内容ばっちり理解されており、うまくまとめてあります。
1箇所だけ
221X2並列(442相当) タイプミス!
これで、ダイナブックおたくの人がパルス幅とブロードライザの相性を調べてくれるでしょう!!
おみやげもありがとうございます!!!
投稿: naga | 2013年6月 7日 (金) 21時25分
naga さん、お疲れ様でした。
”おみやげ” で問題が再発した際は是非ご連絡下さい。
今後とも宜しくお願い致します m(_ _)m
投稿: ひで | 2013年6月 7日 (金) 21時29分
おつかれさまでした。
まだ格闘していたのですね。修理に関してはほぼ正解だと思います。
気になった事はブロードライザを変えてもリセットが起きる点です。もしかすると他の部分に原因があるかもしれませんね。
電源のノイズは一般のオシロスコープやノイズメーターで調べることは、非常に難しく簡易オシロではまず無理ですね。
ちゃんと調べたいと思うのでしたら専用の物が必要になります。約40万ほどで買えますよ。
それとウィン○○ではなく、リサイクル業者の方です。
それ以前は某メーカーの修理センターに20年ほど居りました。
これからもどんどん修理にチャレンジがんばってください。
投稿: ねこっこ | 2013年6月12日 (水) 02時42分
ねこっこ さん、コメントありがとうございます。
ウィン○○ さんではなかったんですね。目黒の業者様ですか?
会社の研究室に持ち込めば、どんな設備でもあるので、ノイズがあるなら
見てみたいと思うのですが、具体的には何処を見れば良いでしょうか?
>ブロードライザを変えてもリセットが起きる点
これは、私も理解に苦しむ処ですが、部品を供給して下さった方の意見では
面接触しない実装方法に問題があると言われました。

| データ一覧 |
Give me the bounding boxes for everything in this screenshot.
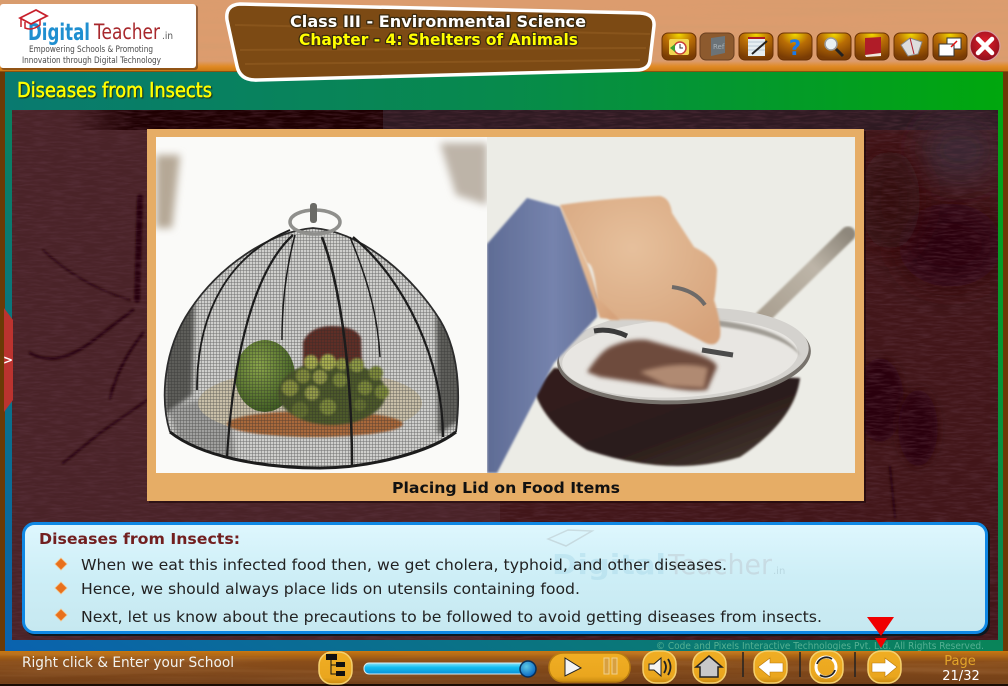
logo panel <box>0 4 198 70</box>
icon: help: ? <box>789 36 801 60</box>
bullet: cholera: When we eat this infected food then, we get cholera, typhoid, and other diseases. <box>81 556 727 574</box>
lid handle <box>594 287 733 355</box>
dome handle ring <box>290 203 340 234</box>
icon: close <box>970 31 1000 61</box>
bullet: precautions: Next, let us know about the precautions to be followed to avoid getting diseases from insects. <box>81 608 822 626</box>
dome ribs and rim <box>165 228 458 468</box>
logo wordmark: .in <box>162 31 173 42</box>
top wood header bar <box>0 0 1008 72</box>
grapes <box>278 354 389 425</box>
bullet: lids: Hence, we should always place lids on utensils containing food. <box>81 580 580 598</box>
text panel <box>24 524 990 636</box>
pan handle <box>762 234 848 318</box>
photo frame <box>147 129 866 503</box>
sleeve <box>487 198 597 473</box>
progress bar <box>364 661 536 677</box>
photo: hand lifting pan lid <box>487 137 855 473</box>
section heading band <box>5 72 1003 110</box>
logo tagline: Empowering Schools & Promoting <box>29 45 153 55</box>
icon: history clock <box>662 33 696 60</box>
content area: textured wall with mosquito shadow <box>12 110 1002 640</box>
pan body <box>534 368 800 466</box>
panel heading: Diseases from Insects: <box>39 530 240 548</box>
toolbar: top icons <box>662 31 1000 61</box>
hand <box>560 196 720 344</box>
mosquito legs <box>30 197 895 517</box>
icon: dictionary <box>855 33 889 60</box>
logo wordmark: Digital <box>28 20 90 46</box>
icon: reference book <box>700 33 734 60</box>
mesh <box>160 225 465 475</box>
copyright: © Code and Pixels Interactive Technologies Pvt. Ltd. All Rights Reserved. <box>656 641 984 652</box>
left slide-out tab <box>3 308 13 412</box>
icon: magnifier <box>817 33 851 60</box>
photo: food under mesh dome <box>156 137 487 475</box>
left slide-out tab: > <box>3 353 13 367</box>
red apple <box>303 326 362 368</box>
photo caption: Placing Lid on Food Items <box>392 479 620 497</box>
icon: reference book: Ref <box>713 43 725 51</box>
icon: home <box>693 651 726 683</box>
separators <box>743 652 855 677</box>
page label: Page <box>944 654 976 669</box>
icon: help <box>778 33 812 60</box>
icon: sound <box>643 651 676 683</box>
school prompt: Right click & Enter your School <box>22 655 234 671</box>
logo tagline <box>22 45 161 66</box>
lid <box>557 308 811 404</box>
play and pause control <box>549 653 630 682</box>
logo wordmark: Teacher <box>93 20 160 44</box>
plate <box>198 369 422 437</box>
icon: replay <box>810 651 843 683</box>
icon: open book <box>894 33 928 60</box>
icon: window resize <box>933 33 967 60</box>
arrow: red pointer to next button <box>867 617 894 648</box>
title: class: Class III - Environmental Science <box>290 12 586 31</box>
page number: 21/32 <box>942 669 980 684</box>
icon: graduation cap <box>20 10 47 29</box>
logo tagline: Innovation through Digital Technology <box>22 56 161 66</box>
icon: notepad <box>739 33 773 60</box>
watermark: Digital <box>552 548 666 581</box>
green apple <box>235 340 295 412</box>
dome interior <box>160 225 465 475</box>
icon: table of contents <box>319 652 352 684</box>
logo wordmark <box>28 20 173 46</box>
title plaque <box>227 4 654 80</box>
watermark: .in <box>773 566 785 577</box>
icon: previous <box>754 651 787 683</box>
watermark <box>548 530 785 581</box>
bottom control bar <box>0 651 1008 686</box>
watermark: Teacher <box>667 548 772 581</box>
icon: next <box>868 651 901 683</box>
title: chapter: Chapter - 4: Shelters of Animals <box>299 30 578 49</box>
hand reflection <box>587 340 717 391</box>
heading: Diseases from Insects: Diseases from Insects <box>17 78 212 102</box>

--

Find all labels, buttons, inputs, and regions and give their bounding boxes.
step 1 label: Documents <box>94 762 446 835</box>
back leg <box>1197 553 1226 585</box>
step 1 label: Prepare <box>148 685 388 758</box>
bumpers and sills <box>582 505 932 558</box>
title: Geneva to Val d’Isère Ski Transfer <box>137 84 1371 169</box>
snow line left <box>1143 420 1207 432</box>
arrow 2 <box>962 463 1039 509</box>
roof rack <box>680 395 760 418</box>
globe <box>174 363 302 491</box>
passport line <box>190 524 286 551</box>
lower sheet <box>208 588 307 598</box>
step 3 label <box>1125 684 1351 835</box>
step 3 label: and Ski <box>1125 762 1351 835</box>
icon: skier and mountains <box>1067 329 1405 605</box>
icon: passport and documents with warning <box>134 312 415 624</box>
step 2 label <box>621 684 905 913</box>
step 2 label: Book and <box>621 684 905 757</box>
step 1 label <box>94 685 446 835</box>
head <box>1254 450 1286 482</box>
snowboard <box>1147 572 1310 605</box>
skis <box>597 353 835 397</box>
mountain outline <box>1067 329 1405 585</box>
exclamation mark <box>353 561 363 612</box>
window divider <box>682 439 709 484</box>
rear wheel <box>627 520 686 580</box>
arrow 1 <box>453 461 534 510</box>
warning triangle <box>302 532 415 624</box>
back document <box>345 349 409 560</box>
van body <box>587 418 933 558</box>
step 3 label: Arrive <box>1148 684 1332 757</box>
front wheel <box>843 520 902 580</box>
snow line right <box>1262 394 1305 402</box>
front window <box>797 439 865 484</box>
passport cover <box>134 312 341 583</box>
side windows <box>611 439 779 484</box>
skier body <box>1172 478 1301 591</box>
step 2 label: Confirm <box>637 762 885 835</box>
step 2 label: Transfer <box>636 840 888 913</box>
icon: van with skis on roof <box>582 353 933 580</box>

| 課題 |
ブロードライザ交換と修理をめぐるコメントの抜粋を、一字も変えずに全文書き写せ。

| 解答 |
内容ばっちり理解されており、うまくまとめてあります。
1箇所だけ
221X2並列(442相当) タイプミス!
これで、ダイナブックおたくの人がパルス幅とブロードライザの相性を調べてくれるでしょう!!
おみやげもありがとうございます!!!
投稿: naga | 2013年6月 7日 (金) 21時25分
naga さん、お疲れ様でした。
”おみやげ” で問題が再発した際は是非ご連絡下さい。
今後とも宜しくお願い致します m(_ _)m
投稿: ひで | 2013年6月 7日 (金) 21時29分
おつかれさまでした。
まだ格闘していたのですね。修理に関してはほぼ正解だと思います。
気になった事はブロードライザを変えてもリセットが起きる点です。もしかすると他の部分に原因があるかもしれませんね。
電源のノイズは一般のオシロスコープやノイズメーターで調べることは、非常に難しく簡易オシロではまず無理ですね。
ちゃんと調べたいと思うのでしたら専用の物が必要になります。約40万ほどで買えますよ。
それとウィン○○ではなく、リサイクル業者の方です。
それ以前は某メーカーの修理センターに20年ほど居りました。
これからもどんどん修理にチャレンジがんばってください。
投稿: ねこっこ | 2013年6月12日 (水) 02時42分
ねこっこ さん、コメントありがとうございます。
ウィン○○ さんではなかったんですね。目黒の業者様ですか?
会社の研究室に持ち込めば、どんな設備でもあるので、ノイズがあるなら
見てみたいと思うのですが、具体的には何処を見れば良いでしょうか?
>ブロードライザを変えてもリセットが起きる点
これは、私も理解に苦しむ処ですが、部品を供給して下さった方の意見では
面接触しない実装方法に問題があると言われました。